→ DATASET ROWS
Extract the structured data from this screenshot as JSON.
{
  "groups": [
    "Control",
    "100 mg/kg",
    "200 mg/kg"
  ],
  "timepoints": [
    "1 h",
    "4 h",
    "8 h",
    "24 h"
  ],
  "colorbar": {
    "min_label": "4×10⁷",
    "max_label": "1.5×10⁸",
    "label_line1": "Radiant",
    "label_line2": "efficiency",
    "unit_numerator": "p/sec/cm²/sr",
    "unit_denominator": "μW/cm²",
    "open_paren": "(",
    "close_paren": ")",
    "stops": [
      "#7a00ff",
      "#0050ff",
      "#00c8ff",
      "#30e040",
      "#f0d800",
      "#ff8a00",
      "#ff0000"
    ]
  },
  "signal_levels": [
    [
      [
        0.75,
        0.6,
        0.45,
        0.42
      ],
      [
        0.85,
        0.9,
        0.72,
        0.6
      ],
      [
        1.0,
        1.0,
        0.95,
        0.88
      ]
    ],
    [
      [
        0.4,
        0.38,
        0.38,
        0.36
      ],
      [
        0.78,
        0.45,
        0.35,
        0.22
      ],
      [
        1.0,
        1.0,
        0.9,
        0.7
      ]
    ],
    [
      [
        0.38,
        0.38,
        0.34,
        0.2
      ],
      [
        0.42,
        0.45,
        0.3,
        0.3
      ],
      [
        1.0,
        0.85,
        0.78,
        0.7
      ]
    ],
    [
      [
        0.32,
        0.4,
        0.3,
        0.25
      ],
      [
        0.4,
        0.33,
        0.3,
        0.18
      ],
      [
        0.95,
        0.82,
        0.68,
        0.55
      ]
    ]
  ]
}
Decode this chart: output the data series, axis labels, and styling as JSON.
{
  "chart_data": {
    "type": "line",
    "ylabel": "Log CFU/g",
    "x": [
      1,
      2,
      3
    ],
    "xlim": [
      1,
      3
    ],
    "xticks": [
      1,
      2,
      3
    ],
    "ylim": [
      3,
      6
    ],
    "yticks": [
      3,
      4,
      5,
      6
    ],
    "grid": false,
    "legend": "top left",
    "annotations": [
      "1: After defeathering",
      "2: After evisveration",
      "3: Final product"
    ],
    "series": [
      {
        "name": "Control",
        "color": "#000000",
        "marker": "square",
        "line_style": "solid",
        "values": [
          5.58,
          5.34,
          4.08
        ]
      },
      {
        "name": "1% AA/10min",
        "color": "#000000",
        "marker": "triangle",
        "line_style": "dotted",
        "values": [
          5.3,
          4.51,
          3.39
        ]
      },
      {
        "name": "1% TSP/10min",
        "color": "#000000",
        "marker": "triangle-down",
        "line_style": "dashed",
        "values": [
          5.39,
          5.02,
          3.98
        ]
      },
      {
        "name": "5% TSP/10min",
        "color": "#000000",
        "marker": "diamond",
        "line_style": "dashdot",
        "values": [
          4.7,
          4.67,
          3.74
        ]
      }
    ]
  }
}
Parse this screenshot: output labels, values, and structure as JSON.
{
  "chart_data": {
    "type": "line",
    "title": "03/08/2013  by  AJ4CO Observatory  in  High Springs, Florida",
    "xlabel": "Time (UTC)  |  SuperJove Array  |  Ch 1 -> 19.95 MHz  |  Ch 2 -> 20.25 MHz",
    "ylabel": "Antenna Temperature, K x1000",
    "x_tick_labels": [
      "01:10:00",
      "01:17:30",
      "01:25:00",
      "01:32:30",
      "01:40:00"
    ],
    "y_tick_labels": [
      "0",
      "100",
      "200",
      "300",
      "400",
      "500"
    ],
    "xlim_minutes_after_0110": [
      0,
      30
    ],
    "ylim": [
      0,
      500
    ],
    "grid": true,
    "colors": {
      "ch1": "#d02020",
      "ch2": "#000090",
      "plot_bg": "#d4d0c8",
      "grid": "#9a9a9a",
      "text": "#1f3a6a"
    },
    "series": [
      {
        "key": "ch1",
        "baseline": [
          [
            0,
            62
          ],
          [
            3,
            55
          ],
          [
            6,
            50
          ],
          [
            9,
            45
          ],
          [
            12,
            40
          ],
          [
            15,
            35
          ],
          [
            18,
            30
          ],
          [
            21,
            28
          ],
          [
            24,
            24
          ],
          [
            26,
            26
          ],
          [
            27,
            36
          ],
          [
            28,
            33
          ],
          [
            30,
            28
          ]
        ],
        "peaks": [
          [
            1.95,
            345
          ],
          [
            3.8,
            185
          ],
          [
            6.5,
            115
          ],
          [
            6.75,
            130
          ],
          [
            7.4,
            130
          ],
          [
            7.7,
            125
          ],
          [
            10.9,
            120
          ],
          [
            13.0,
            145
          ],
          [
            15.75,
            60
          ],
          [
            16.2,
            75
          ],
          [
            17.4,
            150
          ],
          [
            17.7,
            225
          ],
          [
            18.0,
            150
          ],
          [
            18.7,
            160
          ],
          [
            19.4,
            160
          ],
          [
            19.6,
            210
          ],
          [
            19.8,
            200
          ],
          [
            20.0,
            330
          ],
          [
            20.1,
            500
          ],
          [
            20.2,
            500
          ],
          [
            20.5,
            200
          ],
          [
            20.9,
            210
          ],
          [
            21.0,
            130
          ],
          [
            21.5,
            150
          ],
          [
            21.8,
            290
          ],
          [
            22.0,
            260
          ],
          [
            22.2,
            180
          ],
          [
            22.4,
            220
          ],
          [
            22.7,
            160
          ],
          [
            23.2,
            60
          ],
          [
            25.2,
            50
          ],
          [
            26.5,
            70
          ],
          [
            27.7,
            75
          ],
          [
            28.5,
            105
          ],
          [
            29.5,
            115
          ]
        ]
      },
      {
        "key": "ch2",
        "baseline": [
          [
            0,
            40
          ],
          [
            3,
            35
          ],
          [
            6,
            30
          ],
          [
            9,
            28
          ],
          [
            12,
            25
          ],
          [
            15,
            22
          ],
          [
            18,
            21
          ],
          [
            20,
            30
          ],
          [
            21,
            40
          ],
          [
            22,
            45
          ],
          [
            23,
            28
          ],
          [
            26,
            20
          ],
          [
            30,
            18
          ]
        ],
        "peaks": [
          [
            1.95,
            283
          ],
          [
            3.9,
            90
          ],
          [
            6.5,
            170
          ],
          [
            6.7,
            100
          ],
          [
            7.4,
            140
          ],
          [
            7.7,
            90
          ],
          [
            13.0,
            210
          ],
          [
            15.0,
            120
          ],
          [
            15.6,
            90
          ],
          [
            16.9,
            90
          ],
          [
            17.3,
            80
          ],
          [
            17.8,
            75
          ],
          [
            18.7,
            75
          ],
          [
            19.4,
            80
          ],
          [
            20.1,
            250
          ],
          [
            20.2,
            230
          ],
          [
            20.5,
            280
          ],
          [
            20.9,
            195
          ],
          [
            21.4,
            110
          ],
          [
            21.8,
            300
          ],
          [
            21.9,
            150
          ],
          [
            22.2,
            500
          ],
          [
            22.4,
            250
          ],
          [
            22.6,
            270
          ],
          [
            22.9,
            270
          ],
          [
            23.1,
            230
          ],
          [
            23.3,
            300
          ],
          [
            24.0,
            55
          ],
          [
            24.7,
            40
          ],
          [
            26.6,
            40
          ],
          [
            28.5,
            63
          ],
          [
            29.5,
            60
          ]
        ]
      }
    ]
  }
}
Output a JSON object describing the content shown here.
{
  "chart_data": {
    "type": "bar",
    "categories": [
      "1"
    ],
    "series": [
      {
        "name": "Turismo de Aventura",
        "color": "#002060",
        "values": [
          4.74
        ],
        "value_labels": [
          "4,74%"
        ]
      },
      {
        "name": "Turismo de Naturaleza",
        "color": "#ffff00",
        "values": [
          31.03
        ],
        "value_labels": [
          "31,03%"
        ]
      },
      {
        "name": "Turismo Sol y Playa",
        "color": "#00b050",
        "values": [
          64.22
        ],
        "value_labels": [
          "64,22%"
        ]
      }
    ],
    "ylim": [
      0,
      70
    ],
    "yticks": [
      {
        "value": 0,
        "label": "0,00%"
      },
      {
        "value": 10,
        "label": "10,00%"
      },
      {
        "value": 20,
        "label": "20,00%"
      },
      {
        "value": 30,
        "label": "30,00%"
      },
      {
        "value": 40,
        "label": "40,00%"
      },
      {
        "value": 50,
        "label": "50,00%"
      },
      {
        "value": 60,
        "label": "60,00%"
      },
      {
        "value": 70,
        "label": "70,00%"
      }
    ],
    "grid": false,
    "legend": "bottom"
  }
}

→ REQUIRED TASK
Scan the listing above for the word "grid" and show each line where it is found.

→ EXERCISE RESPONSE
    "grid": false,
    "grid": true,
      "grid": "#9a9a9a",
    "grid": false,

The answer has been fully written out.